-- Problem description --
Check each line for the word "يستمعون" and give how many have it. Say nothing else.
# start of Data excerpts
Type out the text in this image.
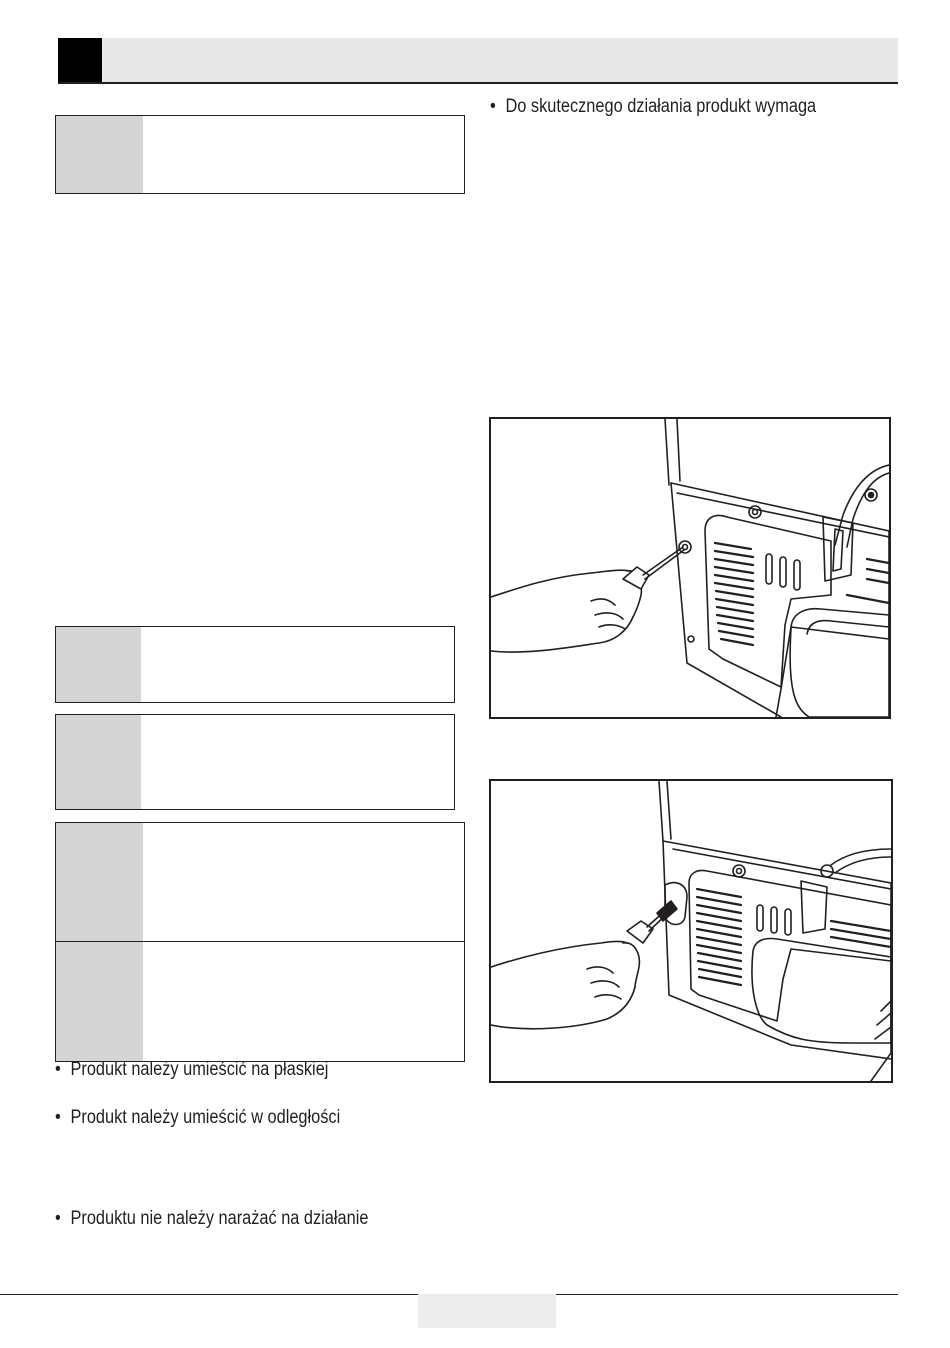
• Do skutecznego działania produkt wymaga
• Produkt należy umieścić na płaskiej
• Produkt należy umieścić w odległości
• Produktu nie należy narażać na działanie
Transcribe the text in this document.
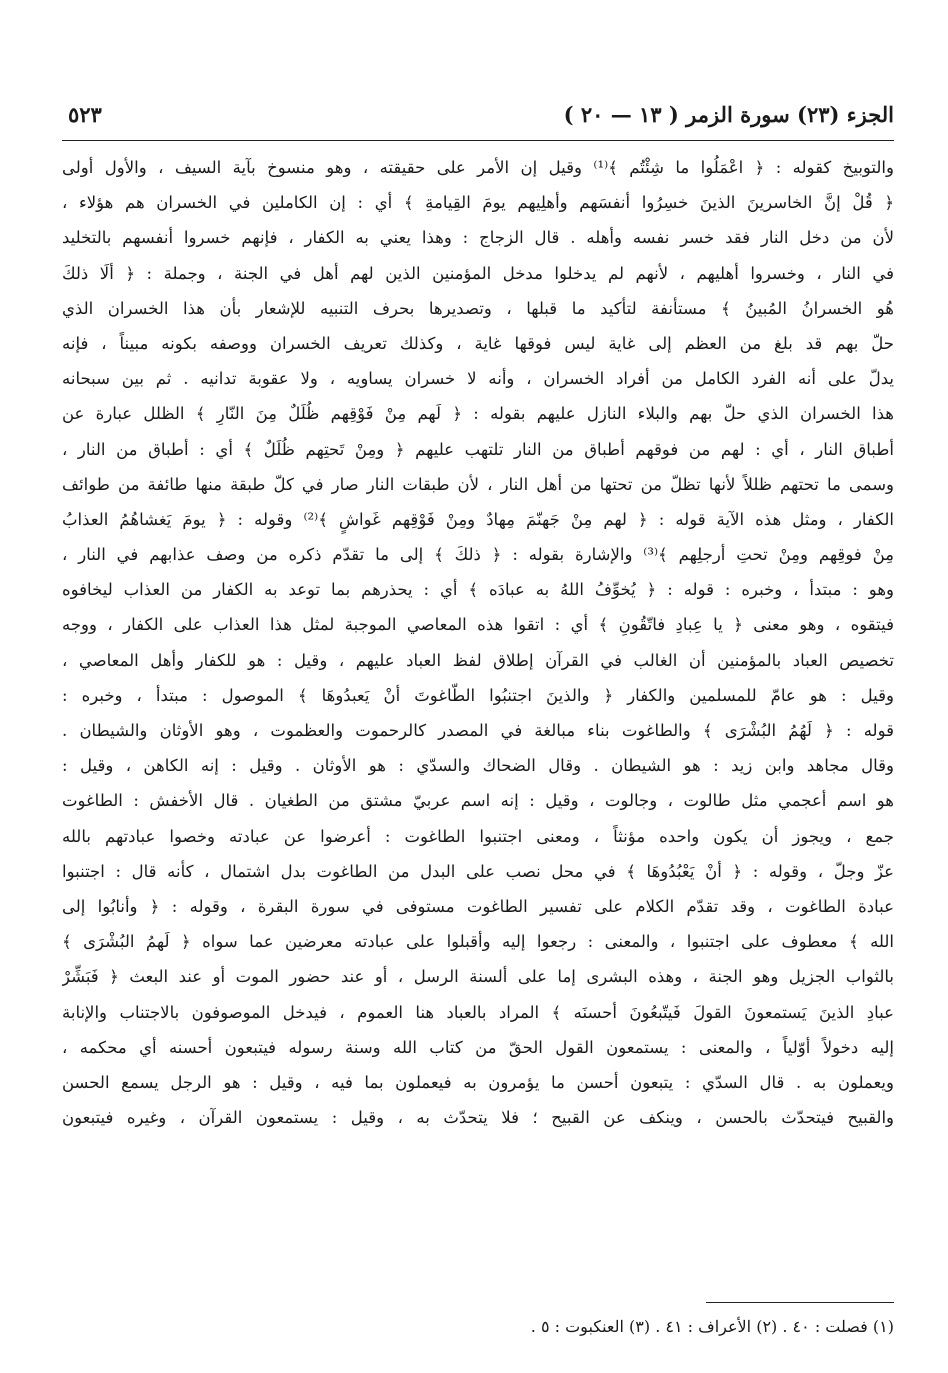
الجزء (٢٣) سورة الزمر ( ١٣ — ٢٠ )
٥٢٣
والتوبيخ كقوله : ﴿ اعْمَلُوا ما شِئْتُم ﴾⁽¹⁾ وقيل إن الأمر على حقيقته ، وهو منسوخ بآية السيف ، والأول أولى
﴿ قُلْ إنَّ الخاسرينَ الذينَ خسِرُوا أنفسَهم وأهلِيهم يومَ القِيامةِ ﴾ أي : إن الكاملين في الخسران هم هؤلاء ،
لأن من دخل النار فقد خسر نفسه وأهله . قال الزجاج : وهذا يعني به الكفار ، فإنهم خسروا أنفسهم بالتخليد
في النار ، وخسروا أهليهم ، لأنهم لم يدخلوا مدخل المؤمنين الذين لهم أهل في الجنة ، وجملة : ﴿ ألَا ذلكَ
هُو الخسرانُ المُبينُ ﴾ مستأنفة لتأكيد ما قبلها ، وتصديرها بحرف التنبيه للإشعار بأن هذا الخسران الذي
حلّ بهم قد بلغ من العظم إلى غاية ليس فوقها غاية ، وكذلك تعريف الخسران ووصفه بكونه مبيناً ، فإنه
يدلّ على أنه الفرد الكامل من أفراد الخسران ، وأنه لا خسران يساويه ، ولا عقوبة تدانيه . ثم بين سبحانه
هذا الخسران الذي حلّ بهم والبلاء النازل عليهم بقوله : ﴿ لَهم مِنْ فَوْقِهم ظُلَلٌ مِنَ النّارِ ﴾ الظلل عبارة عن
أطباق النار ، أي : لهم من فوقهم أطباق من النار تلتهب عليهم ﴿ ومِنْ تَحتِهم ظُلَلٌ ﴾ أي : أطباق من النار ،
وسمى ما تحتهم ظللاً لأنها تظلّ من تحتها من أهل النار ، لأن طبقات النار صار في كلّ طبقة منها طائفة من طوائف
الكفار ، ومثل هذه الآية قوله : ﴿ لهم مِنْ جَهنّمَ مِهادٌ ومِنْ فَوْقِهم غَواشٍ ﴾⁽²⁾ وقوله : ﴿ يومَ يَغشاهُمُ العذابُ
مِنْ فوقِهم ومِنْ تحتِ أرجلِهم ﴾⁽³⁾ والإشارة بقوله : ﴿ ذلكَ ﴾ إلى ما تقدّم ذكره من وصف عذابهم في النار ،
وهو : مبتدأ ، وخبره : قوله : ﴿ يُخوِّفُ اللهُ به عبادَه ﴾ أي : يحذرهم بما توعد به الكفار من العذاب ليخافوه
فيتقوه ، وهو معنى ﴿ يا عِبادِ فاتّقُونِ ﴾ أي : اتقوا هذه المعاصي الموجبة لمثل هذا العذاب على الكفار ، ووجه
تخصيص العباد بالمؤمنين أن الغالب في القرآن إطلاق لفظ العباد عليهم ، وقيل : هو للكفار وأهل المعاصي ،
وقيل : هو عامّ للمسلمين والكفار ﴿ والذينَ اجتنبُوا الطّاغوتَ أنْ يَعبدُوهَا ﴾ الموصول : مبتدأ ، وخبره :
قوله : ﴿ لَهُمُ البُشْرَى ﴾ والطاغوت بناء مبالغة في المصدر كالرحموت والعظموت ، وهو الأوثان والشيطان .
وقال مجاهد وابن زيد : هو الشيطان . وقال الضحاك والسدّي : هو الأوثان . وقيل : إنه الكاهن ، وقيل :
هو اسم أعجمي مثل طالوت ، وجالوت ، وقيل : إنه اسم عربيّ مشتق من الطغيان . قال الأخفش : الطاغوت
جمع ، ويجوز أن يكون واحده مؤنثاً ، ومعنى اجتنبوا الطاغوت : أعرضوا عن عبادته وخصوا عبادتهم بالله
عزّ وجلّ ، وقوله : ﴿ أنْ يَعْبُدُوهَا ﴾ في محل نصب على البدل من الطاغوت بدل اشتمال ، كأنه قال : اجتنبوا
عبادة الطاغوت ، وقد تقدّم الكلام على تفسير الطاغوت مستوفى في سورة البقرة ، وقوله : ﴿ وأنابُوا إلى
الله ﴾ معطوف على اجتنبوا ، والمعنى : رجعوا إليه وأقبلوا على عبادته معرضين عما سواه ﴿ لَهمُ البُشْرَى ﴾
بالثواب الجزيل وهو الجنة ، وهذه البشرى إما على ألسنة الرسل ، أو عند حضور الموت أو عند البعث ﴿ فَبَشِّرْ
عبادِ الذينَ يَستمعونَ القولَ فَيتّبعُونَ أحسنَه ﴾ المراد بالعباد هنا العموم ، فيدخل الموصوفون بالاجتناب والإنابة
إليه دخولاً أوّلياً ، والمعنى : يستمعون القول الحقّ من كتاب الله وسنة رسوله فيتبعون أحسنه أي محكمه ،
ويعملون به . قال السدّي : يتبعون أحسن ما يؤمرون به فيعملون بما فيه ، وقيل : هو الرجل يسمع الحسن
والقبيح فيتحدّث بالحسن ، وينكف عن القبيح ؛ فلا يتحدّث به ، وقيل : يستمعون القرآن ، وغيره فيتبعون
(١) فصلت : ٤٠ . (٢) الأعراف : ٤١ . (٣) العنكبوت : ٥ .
# end of Data excerpts
-- Correct response --
2